MATERIAL SHOWN:

○ ○ ○ ○ ○ ○ ○

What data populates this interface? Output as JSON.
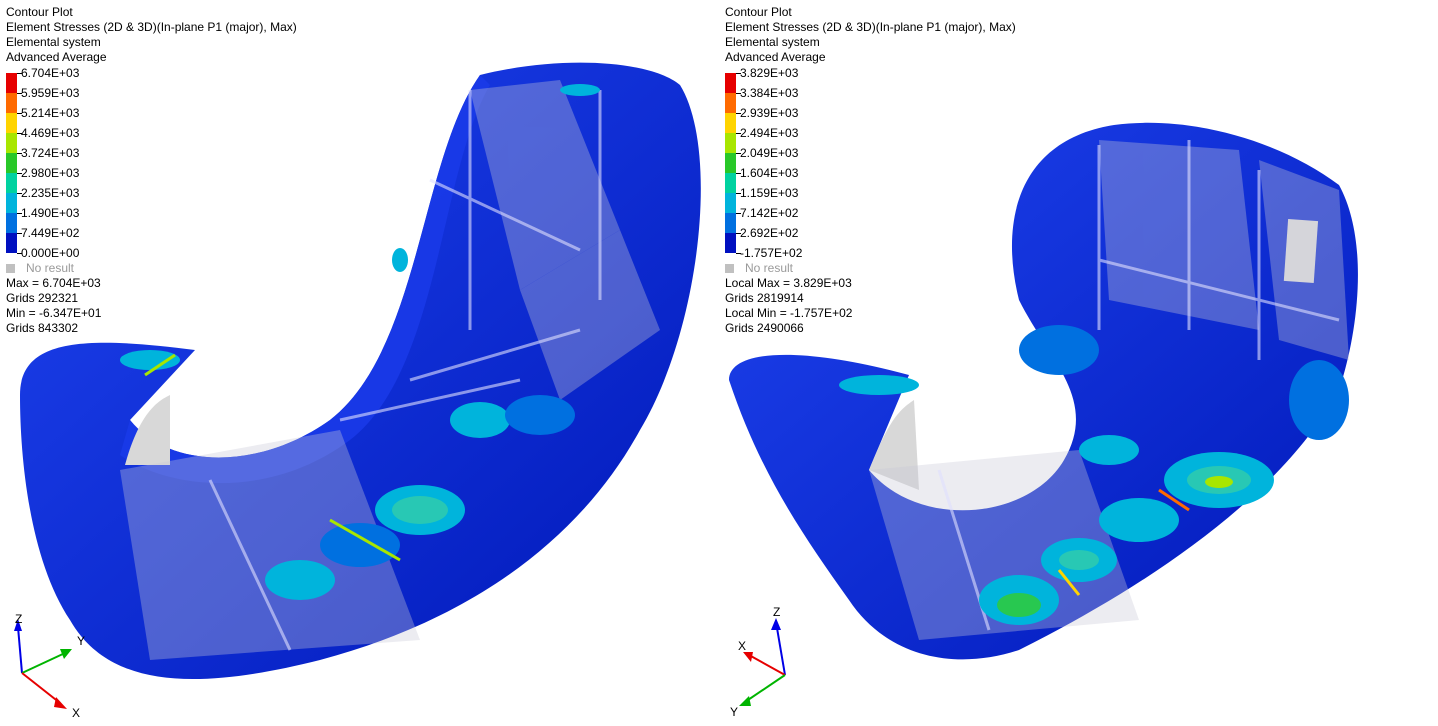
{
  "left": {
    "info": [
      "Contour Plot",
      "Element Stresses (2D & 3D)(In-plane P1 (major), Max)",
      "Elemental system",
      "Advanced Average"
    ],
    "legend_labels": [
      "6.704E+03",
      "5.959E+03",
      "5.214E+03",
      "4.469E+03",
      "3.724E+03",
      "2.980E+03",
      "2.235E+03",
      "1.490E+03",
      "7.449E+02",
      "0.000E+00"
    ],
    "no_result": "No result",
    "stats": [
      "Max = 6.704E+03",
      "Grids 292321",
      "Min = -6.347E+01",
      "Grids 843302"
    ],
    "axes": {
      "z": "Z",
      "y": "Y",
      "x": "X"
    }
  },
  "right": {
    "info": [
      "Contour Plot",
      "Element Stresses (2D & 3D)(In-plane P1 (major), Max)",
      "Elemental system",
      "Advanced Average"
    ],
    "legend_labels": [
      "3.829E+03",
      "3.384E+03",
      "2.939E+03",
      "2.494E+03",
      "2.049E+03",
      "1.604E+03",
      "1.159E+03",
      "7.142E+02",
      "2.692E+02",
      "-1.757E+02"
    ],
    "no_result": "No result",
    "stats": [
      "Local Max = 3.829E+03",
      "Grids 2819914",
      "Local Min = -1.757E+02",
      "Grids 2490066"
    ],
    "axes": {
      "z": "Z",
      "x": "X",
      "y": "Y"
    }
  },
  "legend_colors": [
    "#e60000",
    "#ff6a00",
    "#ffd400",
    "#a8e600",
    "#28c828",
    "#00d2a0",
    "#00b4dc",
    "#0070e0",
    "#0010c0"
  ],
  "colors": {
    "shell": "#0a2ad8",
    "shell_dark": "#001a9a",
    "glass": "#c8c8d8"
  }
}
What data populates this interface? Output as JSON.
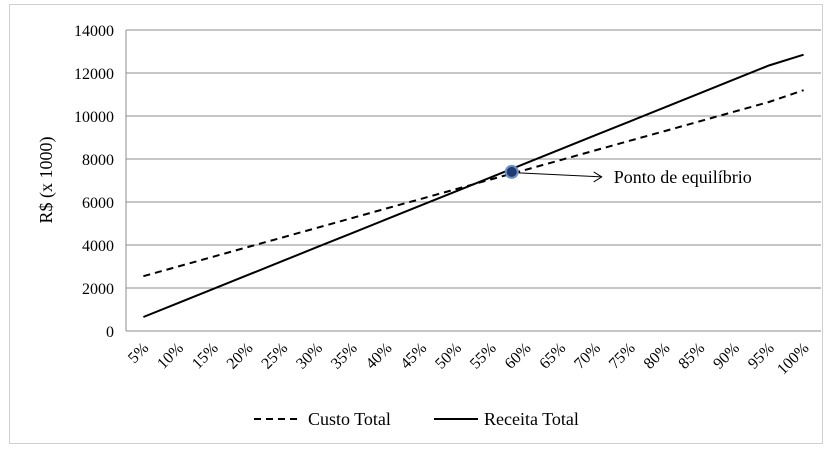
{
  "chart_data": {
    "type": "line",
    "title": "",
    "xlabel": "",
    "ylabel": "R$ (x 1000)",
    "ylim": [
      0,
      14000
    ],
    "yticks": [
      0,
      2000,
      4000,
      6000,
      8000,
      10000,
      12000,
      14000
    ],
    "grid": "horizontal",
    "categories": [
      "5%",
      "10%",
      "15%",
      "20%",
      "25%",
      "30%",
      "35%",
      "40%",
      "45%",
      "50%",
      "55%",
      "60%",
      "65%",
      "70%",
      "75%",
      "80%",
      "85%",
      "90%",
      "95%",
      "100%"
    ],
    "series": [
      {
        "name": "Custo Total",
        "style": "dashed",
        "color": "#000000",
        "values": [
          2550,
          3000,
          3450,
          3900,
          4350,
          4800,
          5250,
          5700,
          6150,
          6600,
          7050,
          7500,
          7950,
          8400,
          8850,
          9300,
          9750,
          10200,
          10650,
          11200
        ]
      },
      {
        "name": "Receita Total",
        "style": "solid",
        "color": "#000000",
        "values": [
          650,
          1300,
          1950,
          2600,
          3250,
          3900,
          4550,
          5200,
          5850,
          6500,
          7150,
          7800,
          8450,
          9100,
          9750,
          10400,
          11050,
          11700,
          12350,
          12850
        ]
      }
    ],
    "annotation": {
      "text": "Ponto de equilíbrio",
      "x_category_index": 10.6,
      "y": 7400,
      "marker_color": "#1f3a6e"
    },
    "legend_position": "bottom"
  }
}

○ ○ ○ ○ ○ ○ ○

WHAT YOU NEED TO DO:
Copy every line above in which the string "Grids" shows up.

WRITTEN RESPONSE:
      "Grids 292321",
      "Grids 843302"
      "Grids 2819914",
      "Grids 2490066"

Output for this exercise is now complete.